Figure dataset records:
########
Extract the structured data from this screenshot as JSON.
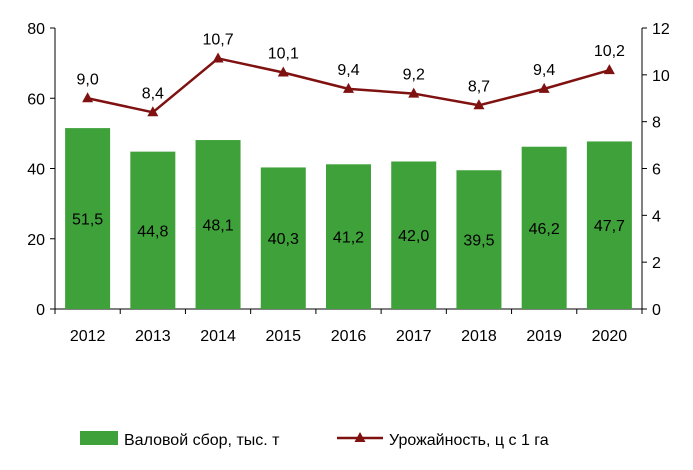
{
  "chart_data": {
    "type": "bar+line",
    "categories": [
      "2012",
      "2013",
      "2014",
      "2015",
      "2016",
      "2017",
      "2018",
      "2019",
      "2020"
    ],
    "series": [
      {
        "name": "Валовой сбор, тыс. т",
        "type": "bar",
        "axis": "left",
        "color": "#3fa13a",
        "values": [
          51.5,
          44.8,
          48.1,
          40.3,
          41.2,
          42.0,
          39.5,
          46.2,
          47.7
        ],
        "labels": [
          "51,5",
          "44,8",
          "48,1",
          "40,3",
          "41,2",
          "42,0",
          "39,5",
          "46,2",
          "47,7"
        ]
      },
      {
        "name": "Урожайность, ц с 1 га",
        "type": "line",
        "axis": "right",
        "color": "#7f1111",
        "marker": "triangle",
        "values": [
          9.0,
          8.4,
          10.7,
          10.1,
          9.4,
          9.2,
          8.7,
          9.4,
          10.2
        ],
        "labels": [
          "9,0",
          "8,4",
          "10,7",
          "10,1",
          "9,4",
          "9,2",
          "8,7",
          "9,4",
          "10,2"
        ]
      }
    ],
    "y_left": {
      "min": 0,
      "max": 80,
      "ticks": [
        "0",
        "20",
        "40",
        "60",
        "80"
      ]
    },
    "y_right": {
      "min": 0,
      "max": 12,
      "ticks": [
        "0",
        "2",
        "4",
        "6",
        "8",
        "10",
        "12"
      ]
    },
    "title": "",
    "legend_position": "bottom"
  }
}
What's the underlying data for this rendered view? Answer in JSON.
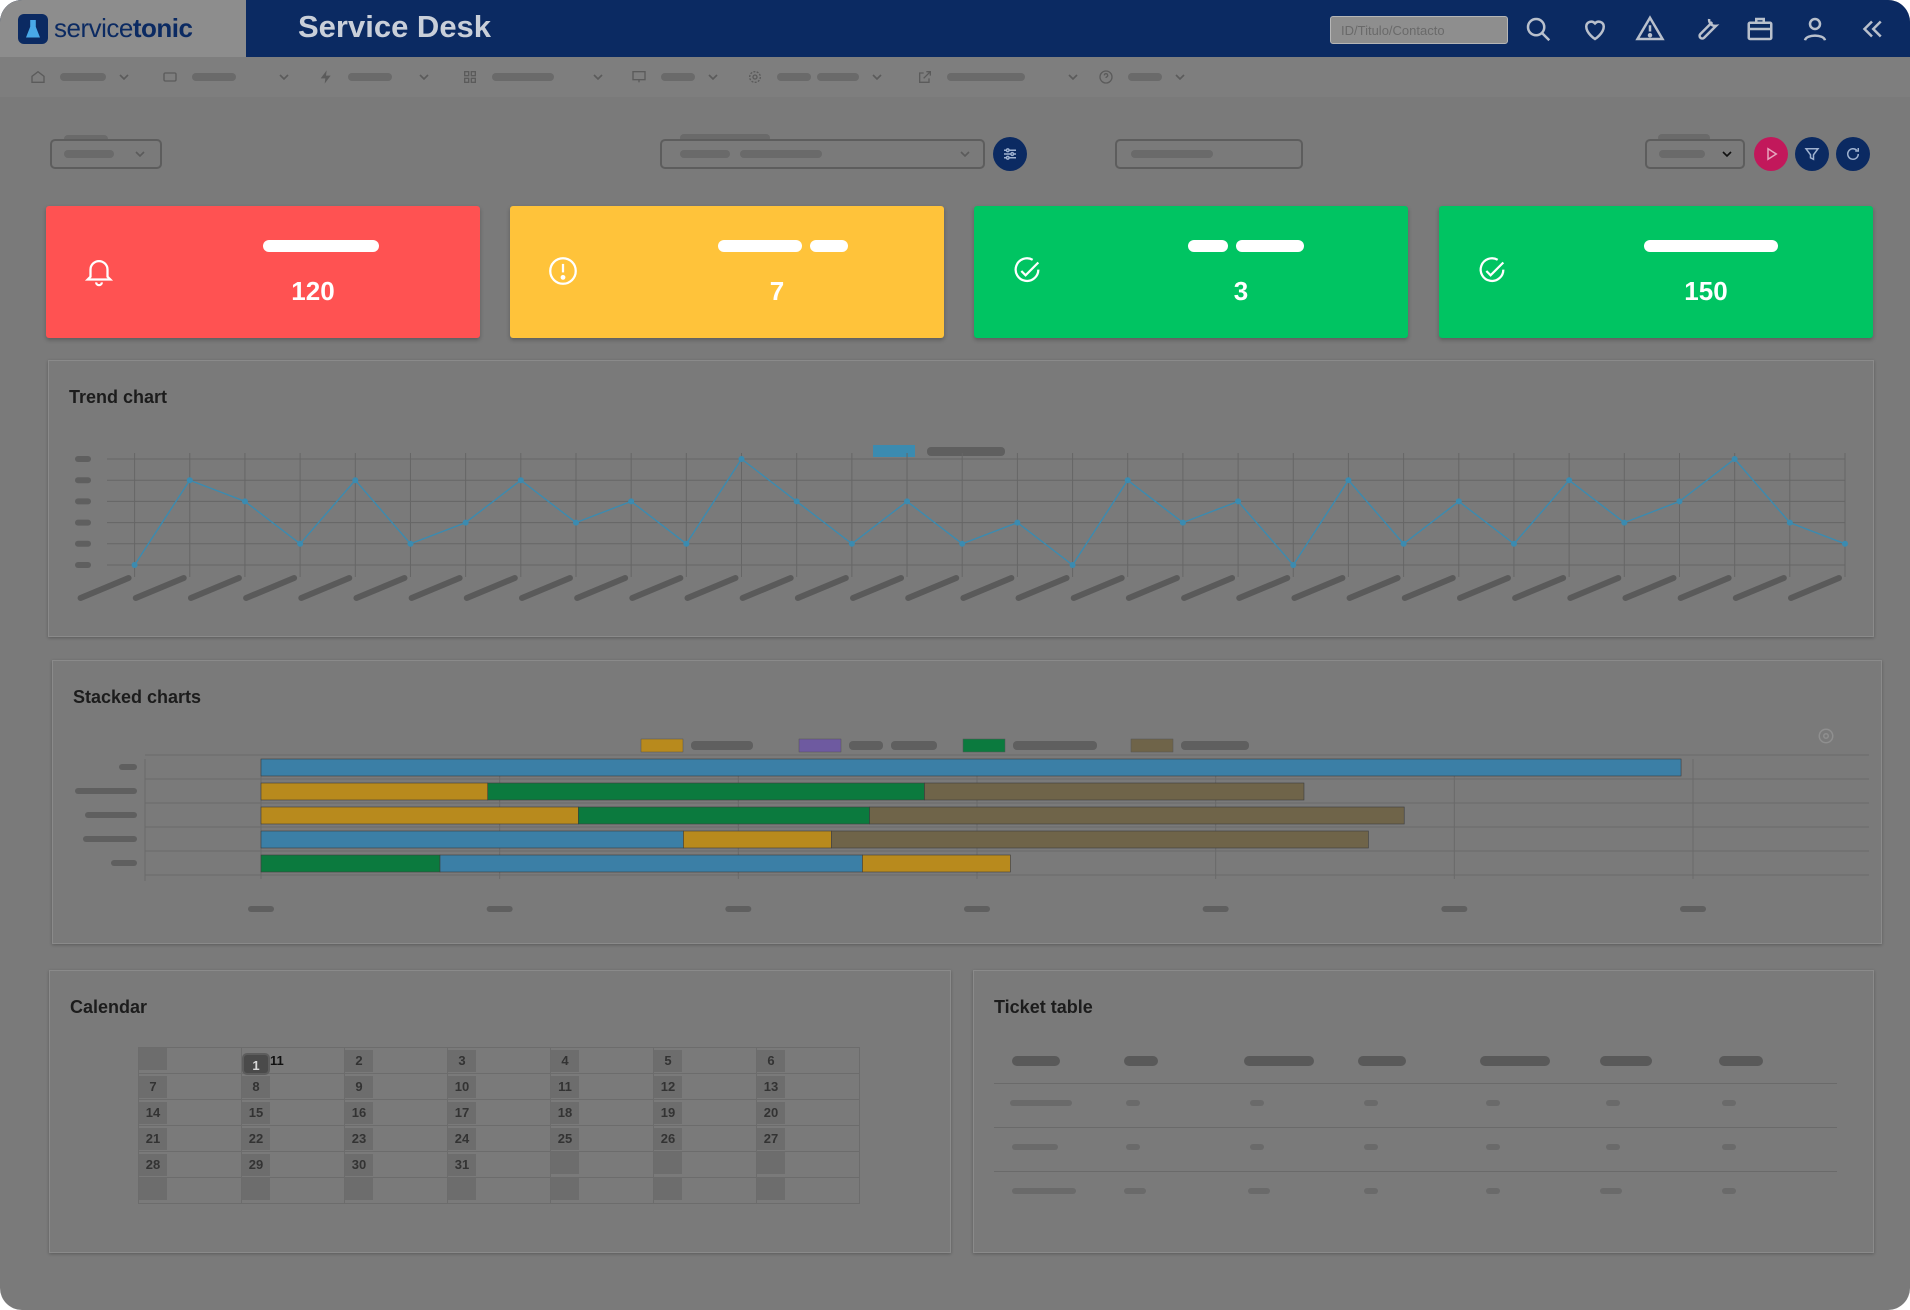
########
Every record above should be written out again without change, except that the pictures are left out.

Extract the structured data from this screenshot as JSON.
{
  "chart_data": {
    "type": "bar+line",
    "categories": [
      "2012",
      "2013",
      "2014",
      "2015",
      "2016",
      "2017",
      "2018",
      "2019",
      "2020"
    ],
    "series": [
      {
        "name": "Валовой сбор, тыс. т",
        "type": "bar",
        "axis": "left",
        "color": "#3fa13a",
        "values": [
          51.5,
          44.8,
          48.1,
          40.3,
          41.2,
          42.0,
          39.5,
          46.2,
          47.7
        ],
        "labels": [
          "51,5",
          "44,8",
          "48,1",
          "40,3",
          "41,2",
          "42,0",
          "39,5",
          "46,2",
          "47,7"
        ]
      },
      {
        "name": "Урожайность, ц с 1 га",
        "type": "line",
        "axis": "right",
        "color": "#7f1111",
        "marker": "triangle",
        "values": [
          9.0,
          8.4,
          10.7,
          10.1,
          9.4,
          9.2,
          8.7,
          9.4,
          10.2
        ],
        "labels": [
          "9,0",
          "8,4",
          "10,7",
          "10,1",
          "9,4",
          "9,2",
          "8,7",
          "9,4",
          "10,2"
        ]
      }
    ],
    "y_left": {
      "min": 0,
      "max": 80,
      "ticks": [
        "0",
        "20",
        "40",
        "60",
        "80"
      ]
    },
    "y_right": {
      "min": 0,
      "max": 12,
      "ticks": [
        "0",
        "2",
        "4",
        "6",
        "8",
        "10",
        "12"
      ]
    },
    "title": "",
    "legend_position": "bottom"
  }
}
What's the underlying data for this rendered view? Answer in JSON.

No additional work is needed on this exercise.